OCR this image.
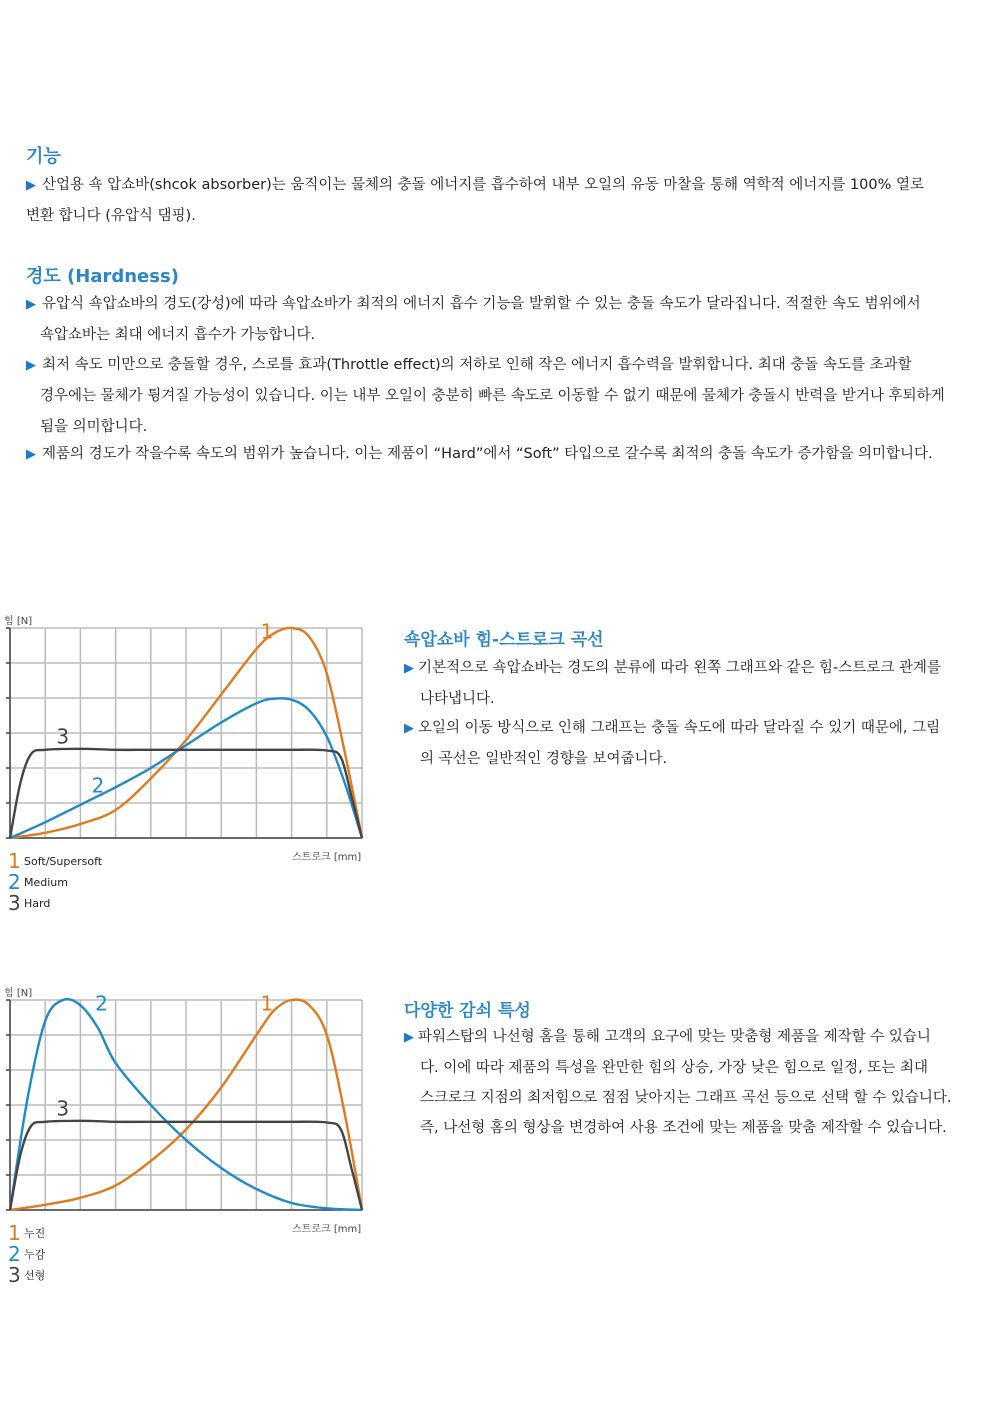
기능

▶ 산업용 쇽 압쇼바(shcok absorber)는 움직이는 물체의 충돌 에너지를 흡수하여 내부 오일의 유동 마찰을 통해 역학적 에너지를 100% 열로
변환 합니다 (유압식 댐핑).

경도 (Hardness)

▶ 유압식 쇽압쇼바의 경도(강성)에 따라 쇽압쇼바가 최적의 에너지 흡수 기능을 발휘할 수 있는 충돌 속도가 달라집니다. 적절한 속도 범위에서
쇽압쇼바는 최대 에너지 흡수가 가능합니다.

▶ 최저 속도 미만으로 충돌할 경우, 스로틀 효과(Throttle effect)의 저하로 인해 작은 에너지 흡수력을 발휘합니다. 최대 충돌 속도를 초과할
경우에는 물체가 튕겨질 가능성이 있습니다. 이는 내부 오일이 충분히 빠른 속도로 이동할 수 없기 때문에 물체가 충돌시 반력을 받거나 후퇴하게
됨을 의미합니다.

▶ 제품의 경도가 작을수록 속도의 범위가 높습니다. 이는 제품이 “Hard”에서 “Soft” 타입으로 갈수록 최적의 충돌 속도가 증가함을 의미합니다.

힘 [N]	1
2
3
스트로크 [mm]
1 Soft/Supersoft
2 Medium
3 Hard
쇽압쇼바 힘-스트로크 곡선

▶ 기본적으로 쇽압쇼바는 경도의 분류에 따라 왼쪽 그래프와 같은 힘-스트로크 관계를
나타냅니다.

▶ 오일의 이동 방식으로 인해 그래프는 충돌 속도에 따라 달라질 수 있기 때문에, 그림
의 곡선은 일반적인 경향을 보여줍니다.

힘 [N]	1
2
3
스트로크 [mm]
1 누진
2 누감
3 선형
다양한 감쇠 특성

▶ 파워스탑의 나선형 홈을 통해 고객의 요구에 맞는 맞춤형 제품을 제작할 수 있습니
다. 이에 따라 제품의 특성을 완만한 힘의 상승, 가장 낮은 힘으로 일정, 또는 최대
스크로크 지점의 최저힘으로 점점 낮아지는 그래프 곡선 등으로 선택 할 수 있습니다.
즉, 나선형 홈의 형상을 변경하여 사용 조건에 맞는 제품을 맞춤 제작할 수 있습니다.
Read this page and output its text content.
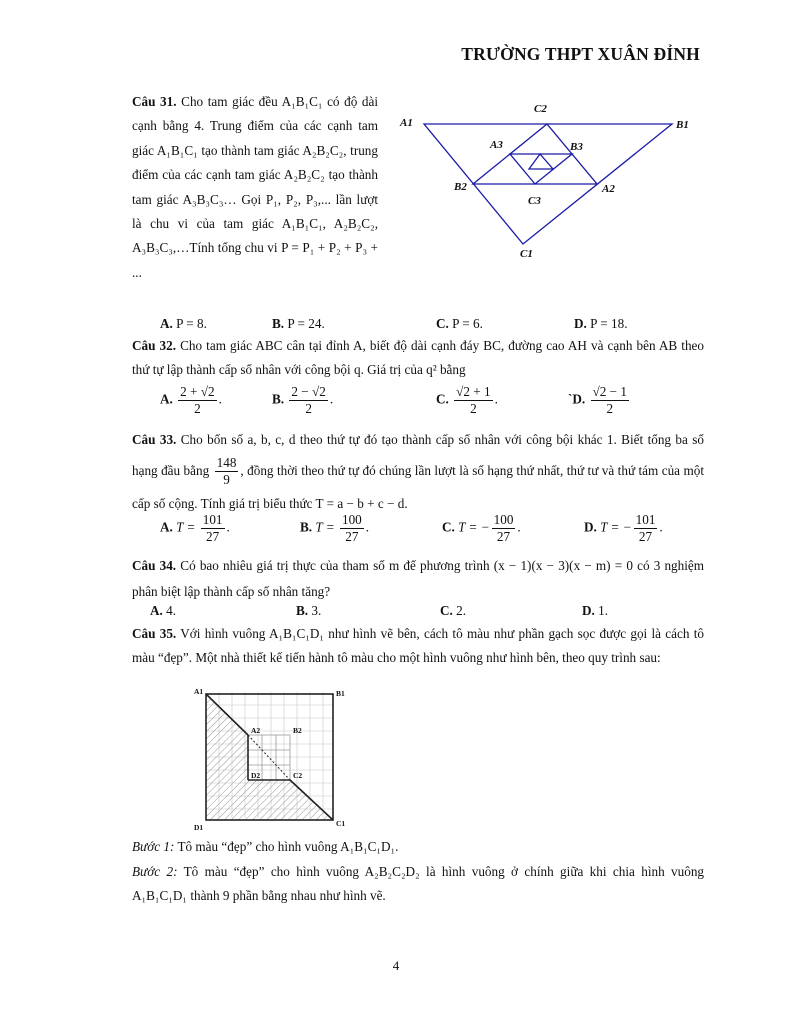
TRƯỜNG THPT XUÂN ĐỈNH
Câu 31. Cho tam giác đều A₁B₁C₁ có độ dài cạnh bằng 4. Trung điểm của các cạnh tam giác A₁B₁C₁ tạo thành tam giác A₂B₂C₂, trung điểm của các cạnh tam giác A₂B₂C₂ tạo thành tam giác A₃B₃C₃… Gọi P₁, P₂, P₃,... lần lượt là chu vi của tam giác A₁B₁C₁, A₂B₂C₂, A₃B₃C₃,…Tính tổng chu vi P = P₁ + P₂ + P₃ + ...
A1	B1
C1
A2
B2
C2
A3	B3
C3
A. P = 8.	B. P = 24.	C. P = 6.	D. P = 18.
Câu 32. Cho tam giác ABC cân tại đỉnh A, biết độ dài cạnh đáy BC, đường cao AH và cạnh bên AB theo thứ tự lập thành cấp số nhân với công bội q. Giá trị của q² bằng
A. $\frac{2 + √2}{2}$ .	B. $\frac{2 - √2}{2}$ .	C. $\frac{√2 + 1}{2}$ .	`D. $\frac{√2 - 1}{2}$
Câu 33. Cho bốn số a, b, c, d theo thứ tự đó tạo thành cấp số nhân với công bội khác 1. Biết tổng ba số hạng đầu bằng $\frac{148}{9}$ , đồng thời theo thứ tự đó chúng lần lượt là số hạng thứ nhất, thứ tư và thứ tám của một cấp số cộng. Tính giá trị biểu thức T = a − b + c − d.
A. $T = \frac{101}{27}$ .	B. $T = \frac{100}{27}$ .	C. T = − $\frac{100}{27}$ .	D. T = − $\frac{101}{27}$ .
Câu 34. Có bao nhiêu giá trị thực của tham số m để phương trình (x − 1)(x − 3)(x − m) = 0 có 3 nghiệm phân biệt lập thành cấp số nhân tăng?
A. 4.	B. 3.	C. 2.	D. 1.
Câu 35. Với hình vuông A₁B₁C₁D₁ như hình vẽ bên, cách tô màu như phần gạch sọc được gọi là cách tô màu “đẹp”. Một nhà thiết kế tiến hành tô màu cho một hình vuông như hình bên, theo quy trình sau:
A1	B1
C1
D1
A2	B2
C2
D2
Bước 1: Tô màu “đẹp” cho hình vuông A₁B₁C₁D₁.
Bước 2: Tô màu “đẹp” cho hình vuông A₂B₂C₂D₂ là hình vuông ở chính giữa khi chia hình vuông A₁B₁C₁D₁ thành 9 phần bằng nhau như hình vẽ.
4
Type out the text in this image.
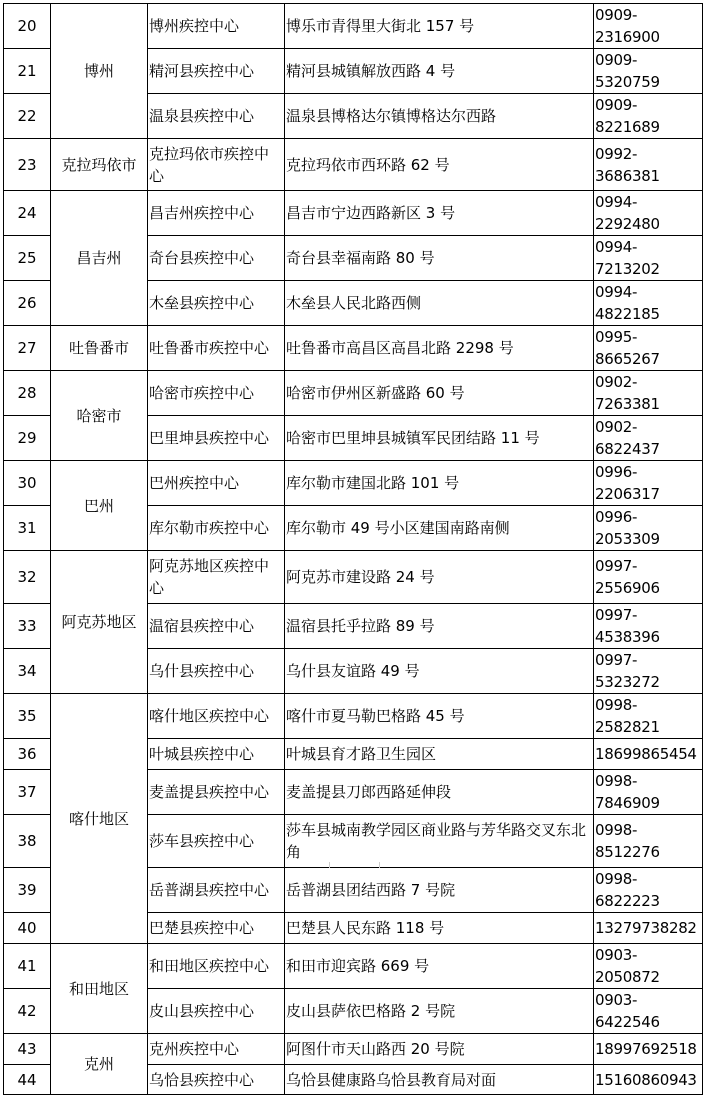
20	博州	博州疾控中心	博乐市青得里大街北 157 号	0909-2316900
21		精河县疾控中心	精河县城镇解放西路 4 号	0909-5320759
22		温泉县疾控中心	温泉县博格达尔镇博格达尔西路	0909-8221689
23	克拉玛依市	克拉玛依市疾控中心	克拉玛依市西环路 62 号	0992-3686381
24	昌吉州	昌吉州疾控中心	昌吉市宁边西路新区 3 号	0994-2292480
25		奇台县疾控中心	奇台县幸福南路 80 号	0994-7213202
26		木垒县疾控中心	木垒县人民北路西侧	0994-4822185
27	吐鲁番市	吐鲁番市疾控中心	吐鲁番市高昌区高昌北路 2298 号	0995-8665267
28	哈密市	哈密市疾控中心	哈密市伊州区新盛路 60 号	0902-7263381
29		巴里坤县疾控中心	哈密市巴里坤县城镇军民团结路 11 号	0902-6822437
30	巴州	巴州疾控中心	库尔勒市建国北路 101 号	0996-2206317
31		库尔勒市疾控中心	库尔勒市 49 号小区建国南路南侧	0996-2053309
32	阿克苏地区	阿克苏地区疾控中心	阿克苏市建设路 24 号	0997-2556906
33		温宿县疾控中心	温宿县托乎拉路 89 号	0997-4538396
34		乌什县疾控中心	乌什县友谊路 49 号	0997-5323272
35	喀什地区	喀什地区疾控中心	喀什市夏马勒巴格路 45 号	0998-2582821
36		叶城县疾控中心	叶城县育才路卫生园区	18699865454
37		麦盖提县疾控中心	麦盖提县刀郎西路延伸段	0998-7846909
38		莎车县疾控中心	莎车县城南教学园区商业路与芳华路交叉东北角	0998-8512276
39		岳普湖县疾控中心	岳普湖县团结西路 7 号院	0998-6822223
40		巴楚县疾控中心	巴楚县人民东路 118 号	13279738282
41	和田地区	和田地区疾控中心	和田市迎宾路 669 号	0903-2050872
42		皮山县疾控中心	皮山县萨依巴格路 2 号院	0903-6422546
43	克州	克州疾控中心	阿图什市天山路西 20 号院	18997692518
44		乌恰县疾控中心	乌恰县健康路乌恰县教育局对面	15160860943
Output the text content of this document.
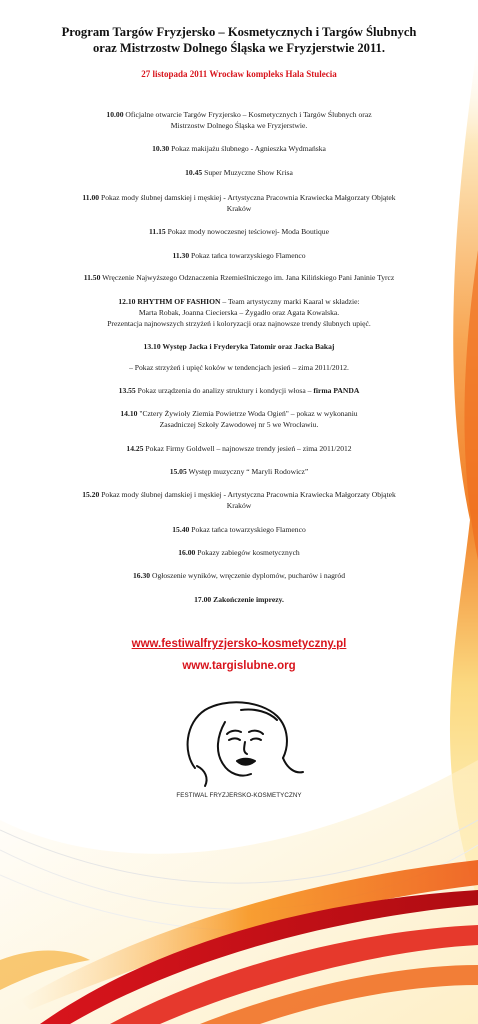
Program Targów Fryzjersko – Kosmetycznych i Targów Ślubnych
oraz Mistrzostw Dolnego Śląska we Fryzjerstwie 2011.
27 listopada 2011 Wrocław kompleks Hala Stulecia
10.00 Oficjalne otwarcie Targów Fryzjersko – Kosmetycznych i Targów Ślubnych oraz
Mistrzostw Dolnego Śląska we Fryzjerstwie.
10.30 Pokaz makijażu ślubnego - Agnieszka Wydmańska
10.45 Super Muzyczne Show Krisa
11.00 Pokaz mody ślubnej damskiej i męskiej - Artystyczna Pracownia Krawiecka Małgorzaty Objątek
Kraków
11.15 Pokaz mody nowoczesnej teściowej- Moda Boutique
11.30 Pokaz tańca towarzyskiego Flamenco
11.50 Wręczenie Najwyższego Odznaczenia Rzemieślniczego im. Jana Kilińskiego Pani Janinie Tyrcz
12.10 RHYTHM OF FASHION – Team artystyczny marki Kaaral w składzie:
Marta Robak, Joanna Ciecierska – Żygadło oraz Agata Kowalska.
Prezentacja najnowszych strzyżeń i koloryzacji oraz najnowsze trendy ślubnych upięć.
13.10 Występ Jacka i Fryderyka Tatomir oraz Jacka Bakaj
– Pokaz strzyżeń i upięć koków w tendencjach jesień – zima 2011/2012.
13.55 Pokaz urządzenia do analizy struktury i kondycji włosa – firma PANDA
14.10 "Cztery Żywioły Ziemia Powietrze Woda Ogień" – pokaz w wykonaniu
Zasadniczej Szkoły Zawodowej nr 5 we Wrocławiu.
14.25 Pokaz Firmy Goldwell – najnowsze trendy jesień – zima 2011/2012
15.05 Występ muzyczny “ Maryli Rodowicz”
15.20 Pokaz mody ślubnej damskiej i męskiej - Artystyczna Pracownia Krawiecka Małgorzaty Objątek
Kraków
15.40 Pokaz tańca towarzyskiego Flamenco
16.00 Pokazy zabiegów kosmetycznych
16.30 Ogłoszenie wyników, wręczenie dyplomów, pucharów i nagród
17.00 Zakończenie imprezy.
www.festiwalfryzjersko-kosmetyczny.pl
www.targislubne.org
FESTIWAL FRYZJERSKO-KOSMETYCZNY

EXERCISE BRIEF:
Go through the entries above and copy every line containing "스트로크".

COMPLETE RESPONSE:
스트로크 [mm]
쇽압쇼바 힘-스트로크 곡선
▶ 기본적으로 쇽압쇼바는 경도의 분류에 따라 왼쪽 그래프와 같은 힘-스트로크 관계를
스트로크 [mm]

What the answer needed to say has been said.